## [TASK INPUT]
-- -- --
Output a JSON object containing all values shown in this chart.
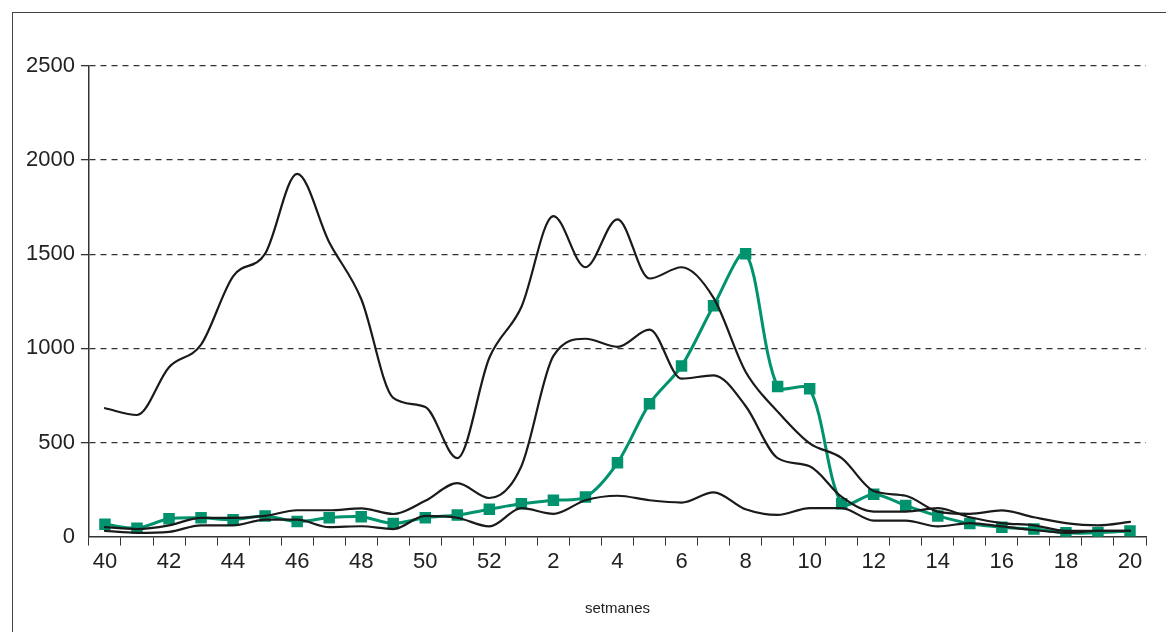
{
  "chart_data": {
    "type": "line",
    "xlabel": "setmanes",
    "categories": [
      "40",
      null,
      "42",
      null,
      "44",
      null,
      "46",
      null,
      "48",
      null,
      "50",
      null,
      "52",
      null,
      "2",
      null,
      "4",
      null,
      "6",
      null,
      "8",
      null,
      "10",
      null,
      "12",
      null,
      "14",
      null,
      "16",
      null,
      "18",
      null,
      "20"
    ],
    "series": [
      {
        "color": "#1a1a1a",
        "marker": "none",
        "values": [
          682,
          646,
          900,
          1020,
          1383,
          1503,
          1927,
          1564,
          1262,
          737,
          688,
          417,
          950,
          1220,
          1703,
          1431,
          1685,
          1371,
          1431,
          1268,
          876,
          664,
          495,
          417,
          242,
          217,
          133,
          121,
          139,
          103,
          72,
          60,
          78
        ]
      },
      {
        "color": "#1a1a1a",
        "marker": "none",
        "values": [
          50,
          40,
          60,
          100,
          100,
          110,
          140,
          140,
          150,
          120,
          190,
          284,
          205,
          374,
          960,
          1051,
          1008,
          1099,
          839,
          857,
          694,
          417,
          374,
          211,
          133,
          133,
          151,
          103,
          72,
          60,
          30,
          30,
          30
        ]
      },
      {
        "color": "#1a1a1a",
        "marker": "none",
        "values": [
          30,
          20,
          25,
          60,
          60,
          90,
          90,
          50,
          55,
          40,
          110,
          100,
          54,
          151,
          121,
          193,
          217,
          193,
          181,
          235,
          145,
          115,
          151,
          151,
          85,
          85,
          54,
          72,
          54,
          35,
          20,
          30,
          30
        ]
      },
      {
        "color": "#00936e",
        "marker": "square",
        "values": [
          65,
          45,
          95,
          100,
          90,
          110,
          80,
          100,
          105,
          70,
          100,
          115,
          145,
          175,
          193,
          210,
          392,
          706,
          906,
          1226,
          1503,
          797,
          785,
          175,
          225,
          165,
          110,
          70,
          50,
          40,
          20,
          20,
          30
        ]
      }
    ],
    "ylim": [
      0,
      2500
    ],
    "yticks": [
      0,
      500,
      1000,
      1500,
      2000,
      2500
    ],
    "grid": "y",
    "line_style": "solid"
  }
}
-- -- --
Copy the listing word for word, excluding its pictures.

Output a JSON object containing all values shown in this chart.
{
  "chart_data": {
    "type": "line",
    "xlabel": "setmanes",
    "categories": [
      "40",
      null,
      "42",
      null,
      "44",
      null,
      "46",
      null,
      "48",
      null,
      "50",
      null,
      "52",
      null,
      "2",
      null,
      "4",
      null,
      "6",
      null,
      "8",
      null,
      "10",
      null,
      "12",
      null,
      "14",
      null,
      "16",
      null,
      "18",
      null,
      "20"
    ],
    "series": [
      {
        "color": "#1a1a1a",
        "marker": "none",
        "values": [
          682,
          646,
          900,
          1020,
          1383,
          1503,
          1927,
          1564,
          1262,
          737,
          688,
          417,
          950,
          1220,
          1703,
          1431,
          1685,
          1371,
          1431,
          1268,
          876,
          664,
          495,
          417,
          242,
          217,
          133,
          121,
          139,
          103,
          72,
          60,
          78
        ]
      },
      {
        "color": "#1a1a1a",
        "marker": "none",
        "values": [
          50,
          40,
          60,
          100,
          100,
          110,
          140,
          140,
          150,
          120,
          190,
          284,
          205,
          374,
          960,
          1051,
          1008,
          1099,
          839,
          857,
          694,
          417,
          374,
          211,
          133,
          133,
          151,
          103,
          72,
          60,
          30,
          30,
          30
        ]
      },
      {
        "color": "#1a1a1a",
        "marker": "none",
        "values": [
          30,
          20,
          25,
          60,
          60,
          90,
          90,
          50,
          55,
          40,
          110,
          100,
          54,
          151,
          121,
          193,
          217,
          193,
          181,
          235,
          145,
          115,
          151,
          151,
          85,
          85,
          54,
          72,
          54,
          35,
          20,
          30,
          30
        ]
      },
      {
        "color": "#00936e",
        "marker": "square",
        "values": [
          65,
          45,
          95,
          100,
          90,
          110,
          80,
          100,
          105,
          70,
          100,
          115,
          145,
          175,
          193,
          210,
          392,
          706,
          906,
          1226,
          1503,
          797,
          785,
          175,
          225,
          165,
          110,
          70,
          50,
          40,
          20,
          20,
          30
        ]
      }
    ],
    "ylim": [
      0,
      2500
    ],
    "yticks": [
      0,
      500,
      1000,
      1500,
      2000,
      2500
    ],
    "grid": "y",
    "line_style": "solid"
  }
}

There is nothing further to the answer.